Task to carry out –
Restate the whole listing word for word. Pictures are left out.

Saved data entries:
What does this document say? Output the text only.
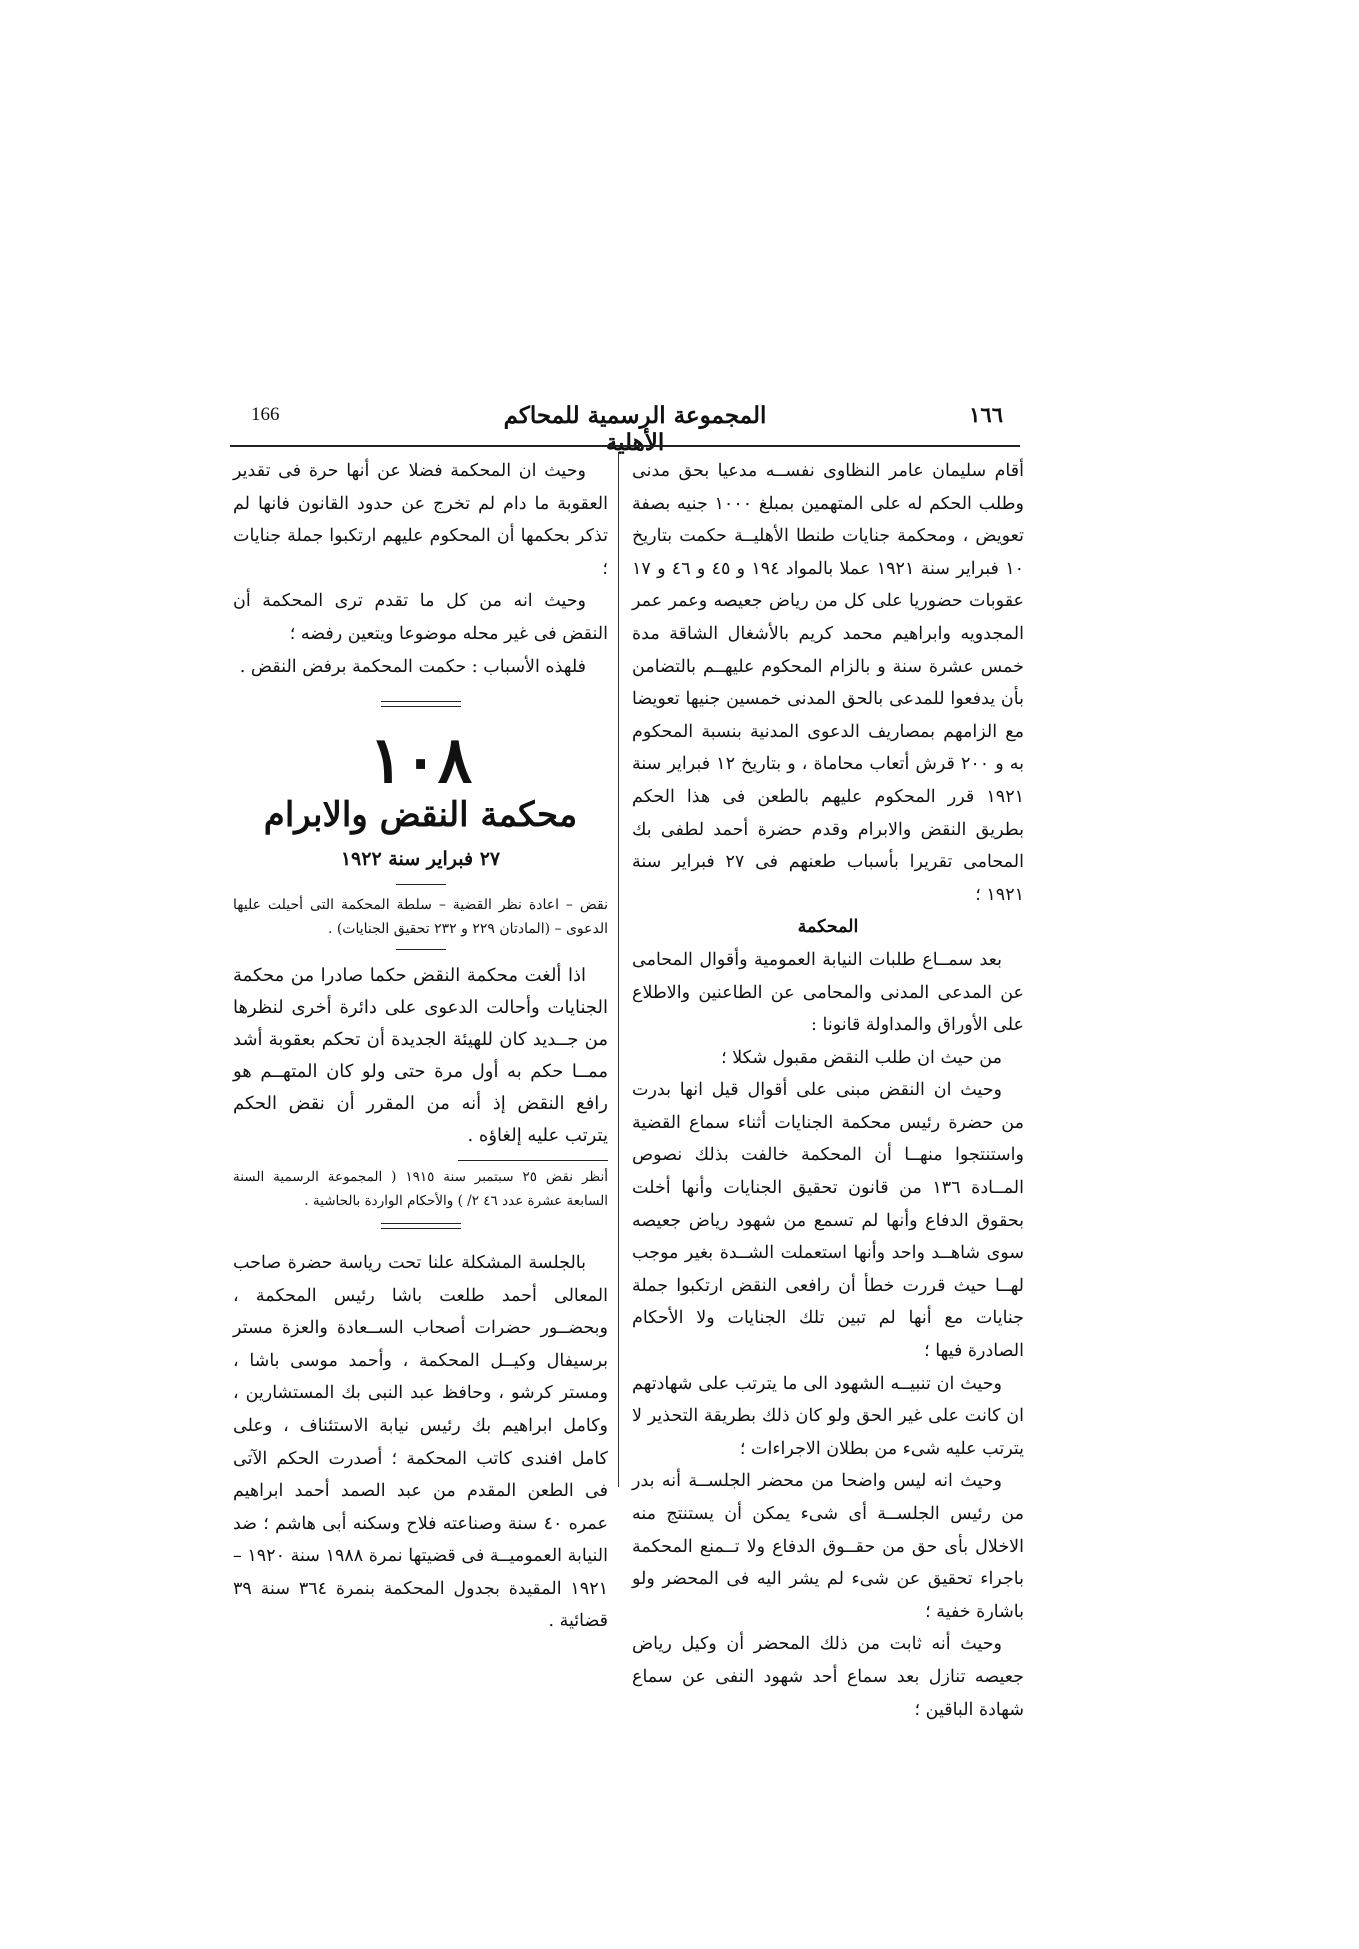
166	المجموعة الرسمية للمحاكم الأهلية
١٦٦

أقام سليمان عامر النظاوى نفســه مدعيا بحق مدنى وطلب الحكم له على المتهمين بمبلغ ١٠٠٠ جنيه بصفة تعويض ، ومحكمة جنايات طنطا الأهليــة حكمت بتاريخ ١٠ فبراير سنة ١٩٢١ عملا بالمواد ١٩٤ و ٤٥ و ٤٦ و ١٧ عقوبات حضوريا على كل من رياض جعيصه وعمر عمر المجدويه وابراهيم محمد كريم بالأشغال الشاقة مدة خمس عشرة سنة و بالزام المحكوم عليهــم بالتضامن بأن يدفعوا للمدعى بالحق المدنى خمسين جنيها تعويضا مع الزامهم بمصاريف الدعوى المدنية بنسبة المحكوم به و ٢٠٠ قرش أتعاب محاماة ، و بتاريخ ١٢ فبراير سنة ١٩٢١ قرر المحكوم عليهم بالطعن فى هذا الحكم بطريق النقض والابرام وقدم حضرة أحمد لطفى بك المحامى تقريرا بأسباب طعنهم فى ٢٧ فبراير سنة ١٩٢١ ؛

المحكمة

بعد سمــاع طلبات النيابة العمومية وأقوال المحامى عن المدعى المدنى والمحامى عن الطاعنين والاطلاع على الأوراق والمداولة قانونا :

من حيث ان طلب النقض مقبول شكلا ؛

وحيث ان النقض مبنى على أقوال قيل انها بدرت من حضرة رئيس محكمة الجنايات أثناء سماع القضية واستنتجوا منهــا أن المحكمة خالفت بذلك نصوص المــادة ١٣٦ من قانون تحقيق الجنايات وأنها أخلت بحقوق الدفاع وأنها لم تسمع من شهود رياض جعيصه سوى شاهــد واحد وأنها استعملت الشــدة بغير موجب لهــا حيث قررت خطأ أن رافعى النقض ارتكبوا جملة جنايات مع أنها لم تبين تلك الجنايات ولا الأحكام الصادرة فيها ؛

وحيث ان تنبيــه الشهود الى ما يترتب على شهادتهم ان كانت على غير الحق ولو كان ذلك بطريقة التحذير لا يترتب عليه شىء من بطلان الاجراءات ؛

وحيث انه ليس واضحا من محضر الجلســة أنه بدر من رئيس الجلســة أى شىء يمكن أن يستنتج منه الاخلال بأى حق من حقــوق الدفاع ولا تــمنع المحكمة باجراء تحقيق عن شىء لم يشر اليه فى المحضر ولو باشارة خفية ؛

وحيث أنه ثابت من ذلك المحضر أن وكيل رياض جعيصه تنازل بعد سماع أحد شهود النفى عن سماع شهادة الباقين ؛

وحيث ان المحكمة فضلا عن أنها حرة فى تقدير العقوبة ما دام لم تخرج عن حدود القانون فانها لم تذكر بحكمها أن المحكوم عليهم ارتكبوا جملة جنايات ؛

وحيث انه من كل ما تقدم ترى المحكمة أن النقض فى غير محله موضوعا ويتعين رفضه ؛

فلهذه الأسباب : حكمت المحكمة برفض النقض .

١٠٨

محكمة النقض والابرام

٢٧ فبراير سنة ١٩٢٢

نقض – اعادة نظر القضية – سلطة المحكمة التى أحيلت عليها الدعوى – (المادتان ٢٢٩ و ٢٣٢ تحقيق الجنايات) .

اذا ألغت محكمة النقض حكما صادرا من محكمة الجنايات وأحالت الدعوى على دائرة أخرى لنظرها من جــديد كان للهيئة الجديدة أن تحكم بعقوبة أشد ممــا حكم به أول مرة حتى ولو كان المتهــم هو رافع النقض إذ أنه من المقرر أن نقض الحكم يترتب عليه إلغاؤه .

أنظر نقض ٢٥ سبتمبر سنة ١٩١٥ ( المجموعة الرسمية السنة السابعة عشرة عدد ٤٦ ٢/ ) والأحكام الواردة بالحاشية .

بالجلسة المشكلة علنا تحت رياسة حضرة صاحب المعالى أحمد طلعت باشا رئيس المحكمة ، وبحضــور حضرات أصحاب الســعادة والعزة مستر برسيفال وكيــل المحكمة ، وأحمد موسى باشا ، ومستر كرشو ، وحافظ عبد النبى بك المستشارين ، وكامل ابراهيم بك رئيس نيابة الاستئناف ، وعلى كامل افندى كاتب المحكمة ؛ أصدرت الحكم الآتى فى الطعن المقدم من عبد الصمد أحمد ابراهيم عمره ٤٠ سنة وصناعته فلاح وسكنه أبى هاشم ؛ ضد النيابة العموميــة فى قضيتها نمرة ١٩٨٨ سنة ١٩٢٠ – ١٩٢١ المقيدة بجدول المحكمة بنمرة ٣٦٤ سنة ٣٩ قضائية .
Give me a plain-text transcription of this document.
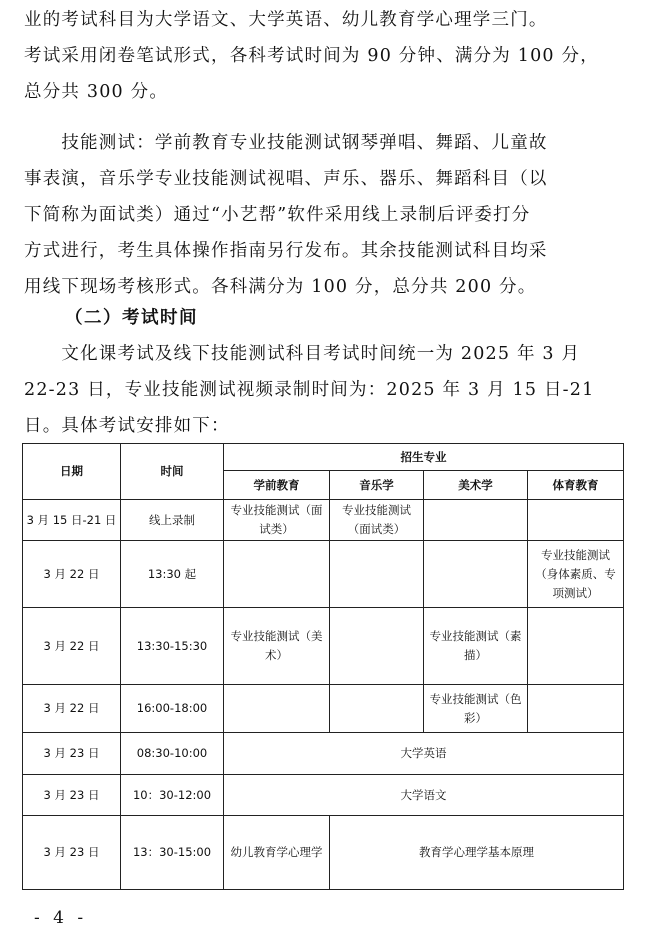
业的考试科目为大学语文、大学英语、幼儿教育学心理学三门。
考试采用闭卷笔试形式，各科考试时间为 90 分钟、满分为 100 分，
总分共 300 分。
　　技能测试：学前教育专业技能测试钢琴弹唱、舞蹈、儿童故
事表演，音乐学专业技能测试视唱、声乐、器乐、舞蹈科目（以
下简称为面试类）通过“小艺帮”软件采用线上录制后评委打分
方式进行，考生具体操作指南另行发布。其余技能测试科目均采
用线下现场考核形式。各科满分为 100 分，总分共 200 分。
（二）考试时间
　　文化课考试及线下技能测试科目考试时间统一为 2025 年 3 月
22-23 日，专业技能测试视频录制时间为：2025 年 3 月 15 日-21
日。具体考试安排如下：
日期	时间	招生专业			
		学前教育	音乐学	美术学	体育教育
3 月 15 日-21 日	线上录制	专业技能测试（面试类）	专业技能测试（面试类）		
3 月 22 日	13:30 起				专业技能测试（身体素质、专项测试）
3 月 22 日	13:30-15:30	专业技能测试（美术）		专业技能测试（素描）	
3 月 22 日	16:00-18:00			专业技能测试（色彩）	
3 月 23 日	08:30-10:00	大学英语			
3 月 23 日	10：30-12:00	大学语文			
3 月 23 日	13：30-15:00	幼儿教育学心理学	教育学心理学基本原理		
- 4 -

Output of the exercise –
What does this document say? Output the text only.
166	المجموعة الرسمية للمحاكم الأهلية
١٦٦

أقام سليمان عامر النظاوى نفســه مدعيا بحق مدنى وطلب الحكم له على المتهمين بمبلغ ١٠٠٠ جنيه بصفة تعويض ، ومحكمة جنايات طنطا الأهليــة حكمت بتاريخ ١٠ فبراير سنة ١٩٢١ عملا بالمواد ١٩٤ و ٤٥ و ٤٦ و ١٧ عقوبات حضوريا على كل من رياض جعيصه وعمر عمر المجدويه وابراهيم محمد كريم بالأشغال الشاقة مدة خمس عشرة سنة و بالزام المحكوم عليهــم بالتضامن بأن يدفعوا للمدعى بالحق المدنى خمسين جنيها تعويضا مع الزامهم بمصاريف الدعوى المدنية بنسبة المحكوم به و ٢٠٠ قرش أتعاب محاماة ، و بتاريخ ١٢ فبراير سنة ١٩٢١ قرر المحكوم عليهم بالطعن فى هذا الحكم بطريق النقض والابرام وقدم حضرة أحمد لطفى بك المحامى تقريرا بأسباب طعنهم فى ٢٧ فبراير سنة ١٩٢١ ؛

المحكمة

بعد سمــاع طلبات النيابة العمومية وأقوال المحامى عن المدعى المدنى والمحامى عن الطاعنين والاطلاع على الأوراق والمداولة قانونا :

من حيث ان طلب النقض مقبول شكلا ؛

وحيث ان النقض مبنى على أقوال قيل انها بدرت من حضرة رئيس محكمة الجنايات أثناء سماع القضية واستنتجوا منهــا أن المحكمة خالفت بذلك نصوص المــادة ١٣٦ من قانون تحقيق الجنايات وأنها أخلت بحقوق الدفاع وأنها لم تسمع من شهود رياض جعيصه سوى شاهــد واحد وأنها استعملت الشــدة بغير موجب لهــا حيث قررت خطأ أن رافعى النقض ارتكبوا جملة جنايات مع أنها لم تبين تلك الجنايات ولا الأحكام الصادرة فيها ؛

وحيث ان تنبيــه الشهود الى ما يترتب على شهادتهم ان كانت على غير الحق ولو كان ذلك بطريقة التحذير لا يترتب عليه شىء من بطلان الاجراءات ؛

وحيث انه ليس واضحا من محضر الجلســة أنه بدر من رئيس الجلســة أى شىء يمكن أن يستنتج منه الاخلال بأى حق من حقــوق الدفاع ولا تــمنع المحكمة باجراء تحقيق عن شىء لم يشر اليه فى المحضر ولو باشارة خفية ؛

وحيث أنه ثابت من ذلك المحضر أن وكيل رياض جعيصه تنازل بعد سماع أحد شهود النفى عن سماع شهادة الباقين ؛

وحيث ان المحكمة فضلا عن أنها حرة فى تقدير العقوبة ما دام لم تخرج عن حدود القانون فانها لم تذكر بحكمها أن المحكوم عليهم ارتكبوا جملة جنايات ؛

وحيث انه من كل ما تقدم ترى المحكمة أن النقض فى غير محله موضوعا ويتعين رفضه ؛

فلهذه الأسباب : حكمت المحكمة برفض النقض .

١٠٨

محكمة النقض والابرام

٢٧ فبراير سنة ١٩٢٢

نقض – اعادة نظر القضية – سلطة المحكمة التى أحيلت عليها الدعوى – (المادتان ٢٢٩ و ٢٣٢ تحقيق الجنايات) .

اذا ألغت محكمة النقض حكما صادرا من محكمة الجنايات وأحالت الدعوى على دائرة أخرى لنظرها من جــديد كان للهيئة الجديدة أن تحكم بعقوبة أشد ممــا حكم به أول مرة حتى ولو كان المتهــم هو رافع النقض إذ أنه من المقرر أن نقض الحكم يترتب عليه إلغاؤه .

أنظر نقض ٢٥ سبتمبر سنة ١٩١٥ ( المجموعة الرسمية السنة السابعة عشرة عدد ٤٦ ٢/ ) والأحكام الواردة بالحاشية .

بالجلسة المشكلة علنا تحت رياسة حضرة صاحب المعالى أحمد طلعت باشا رئيس المحكمة ، وبحضــور حضرات أصحاب الســعادة والعزة مستر برسيفال وكيــل المحكمة ، وأحمد موسى باشا ، ومستر كرشو ، وحافظ عبد النبى بك المستشارين ، وكامل ابراهيم بك رئيس نيابة الاستئناف ، وعلى كامل افندى كاتب المحكمة ؛ أصدرت الحكم الآتى فى الطعن المقدم من عبد الصمد أحمد ابراهيم عمره ٤٠ سنة وصناعته فلاح وسكنه أبى هاشم ؛ ضد النيابة العموميــة فى قضيتها نمرة ١٩٨٨ سنة ١٩٢٠ – ١٩٢١ المقيدة بجدول المحكمة بنمرة ٣٦٤ سنة ٣٩ قضائية .
Give me a plain-text transcription of this document.
业的考试科目为大学语文、大学英语、幼儿教育学心理学三门。
考试采用闭卷笔试形式，各科考试时间为 90 分钟、满分为 100 分，
总分共 300 分。
　　技能测试：学前教育专业技能测试钢琴弹唱、舞蹈、儿童故
事表演，音乐学专业技能测试视唱、声乐、器乐、舞蹈科目（以
下简称为面试类）通过“小艺帮”软件采用线上录制后评委打分
方式进行，考生具体操作指南另行发布。其余技能测试科目均采
用线下现场考核形式。各科满分为 100 分，总分共 200 分。
（二）考试时间
　　文化课考试及线下技能测试科目考试时间统一为 2025 年 3 月
22-23 日，专业技能测试视频录制时间为：2025 年 3 月 15 日-21
日。具体考试安排如下：
日期	时间	招生专业			
		学前教育	音乐学	美术学	体育教育
3 月 15 日-21 日	线上录制	专业技能测试（面试类）	专业技能测试（面试类）		
3 月 22 日	13:30 起				专业技能测试（身体素质、专项测试）
3 月 22 日	13:30-15:30	专业技能测试（美术）		专业技能测试（素描）	
3 月 22 日	16:00-18:00			专业技能测试（色彩）	
3 月 23 日	08:30-10:00	大学英语			
3 月 23 日	10：30-12:00	大学语文			
3 月 23 日	13：30-15:00	幼儿教育学心理学	教育学心理学基本原理		
- 4 -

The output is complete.